> _WHAT THE TASK ASKS_:
Look for the string "Progr" in every line, and copy each line that has it.

> _EXERCISE MATERIAL_:
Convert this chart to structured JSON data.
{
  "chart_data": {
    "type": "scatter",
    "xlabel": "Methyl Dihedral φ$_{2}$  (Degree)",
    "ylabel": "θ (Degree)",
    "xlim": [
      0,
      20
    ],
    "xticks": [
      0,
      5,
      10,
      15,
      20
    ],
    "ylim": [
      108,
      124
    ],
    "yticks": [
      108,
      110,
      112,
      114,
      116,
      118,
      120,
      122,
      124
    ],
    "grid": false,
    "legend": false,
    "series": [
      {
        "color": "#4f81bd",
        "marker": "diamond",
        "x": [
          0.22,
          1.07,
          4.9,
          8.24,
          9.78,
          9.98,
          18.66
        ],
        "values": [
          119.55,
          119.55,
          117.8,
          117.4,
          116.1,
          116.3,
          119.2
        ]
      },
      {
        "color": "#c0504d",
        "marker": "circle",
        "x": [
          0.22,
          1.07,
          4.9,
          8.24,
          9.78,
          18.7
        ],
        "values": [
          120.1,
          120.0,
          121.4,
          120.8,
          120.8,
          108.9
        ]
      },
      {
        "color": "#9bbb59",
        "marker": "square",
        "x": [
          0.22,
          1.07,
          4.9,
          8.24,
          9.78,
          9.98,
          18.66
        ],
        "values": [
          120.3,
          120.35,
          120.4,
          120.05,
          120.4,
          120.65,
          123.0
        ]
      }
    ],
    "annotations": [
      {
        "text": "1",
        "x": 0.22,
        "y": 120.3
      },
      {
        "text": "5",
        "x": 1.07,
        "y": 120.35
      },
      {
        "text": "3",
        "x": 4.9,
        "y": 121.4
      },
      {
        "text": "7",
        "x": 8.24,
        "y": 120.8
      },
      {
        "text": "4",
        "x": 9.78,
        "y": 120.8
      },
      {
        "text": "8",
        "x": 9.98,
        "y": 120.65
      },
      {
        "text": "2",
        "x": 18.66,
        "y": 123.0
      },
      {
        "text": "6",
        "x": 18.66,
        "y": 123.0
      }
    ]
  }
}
...
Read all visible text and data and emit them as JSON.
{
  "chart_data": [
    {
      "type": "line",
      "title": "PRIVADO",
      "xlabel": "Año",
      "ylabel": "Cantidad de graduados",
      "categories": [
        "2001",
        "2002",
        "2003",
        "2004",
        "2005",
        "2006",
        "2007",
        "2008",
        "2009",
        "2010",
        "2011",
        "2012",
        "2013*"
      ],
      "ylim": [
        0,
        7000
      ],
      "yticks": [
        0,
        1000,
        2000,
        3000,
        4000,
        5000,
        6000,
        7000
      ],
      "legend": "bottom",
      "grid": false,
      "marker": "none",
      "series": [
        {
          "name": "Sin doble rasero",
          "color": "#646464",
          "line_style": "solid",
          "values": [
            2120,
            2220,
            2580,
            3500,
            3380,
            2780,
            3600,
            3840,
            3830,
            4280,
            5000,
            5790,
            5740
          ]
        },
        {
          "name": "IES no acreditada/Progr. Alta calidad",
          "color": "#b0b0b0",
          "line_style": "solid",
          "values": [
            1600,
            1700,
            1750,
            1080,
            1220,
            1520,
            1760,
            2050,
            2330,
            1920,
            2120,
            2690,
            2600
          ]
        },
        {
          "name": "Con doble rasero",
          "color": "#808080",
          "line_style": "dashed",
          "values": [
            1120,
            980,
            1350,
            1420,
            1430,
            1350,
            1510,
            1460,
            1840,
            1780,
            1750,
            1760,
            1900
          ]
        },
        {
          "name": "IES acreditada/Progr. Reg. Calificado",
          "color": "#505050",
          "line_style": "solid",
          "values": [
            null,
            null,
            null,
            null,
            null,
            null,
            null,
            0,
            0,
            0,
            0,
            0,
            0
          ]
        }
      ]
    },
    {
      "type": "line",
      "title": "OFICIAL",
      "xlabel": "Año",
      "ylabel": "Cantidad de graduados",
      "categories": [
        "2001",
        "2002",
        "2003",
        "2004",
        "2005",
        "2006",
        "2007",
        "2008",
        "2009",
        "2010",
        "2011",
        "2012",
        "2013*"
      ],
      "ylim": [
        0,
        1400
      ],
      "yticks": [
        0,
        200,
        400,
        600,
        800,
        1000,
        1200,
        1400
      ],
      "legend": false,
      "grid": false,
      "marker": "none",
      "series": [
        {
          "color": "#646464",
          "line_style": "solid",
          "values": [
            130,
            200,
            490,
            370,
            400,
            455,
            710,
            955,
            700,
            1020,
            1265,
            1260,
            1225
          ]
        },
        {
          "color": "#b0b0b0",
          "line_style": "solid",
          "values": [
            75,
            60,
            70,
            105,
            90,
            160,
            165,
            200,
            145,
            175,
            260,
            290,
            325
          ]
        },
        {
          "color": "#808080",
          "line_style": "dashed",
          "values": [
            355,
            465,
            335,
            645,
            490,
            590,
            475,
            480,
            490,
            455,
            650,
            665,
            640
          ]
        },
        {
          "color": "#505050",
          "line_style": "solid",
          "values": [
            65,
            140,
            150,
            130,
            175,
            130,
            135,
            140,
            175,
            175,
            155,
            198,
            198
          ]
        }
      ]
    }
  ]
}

> _THE REPLY_:
          "name": "IES no acreditada/Progr. Alta calidad",
          "name": "IES acreditada/Progr. Reg. Calificado",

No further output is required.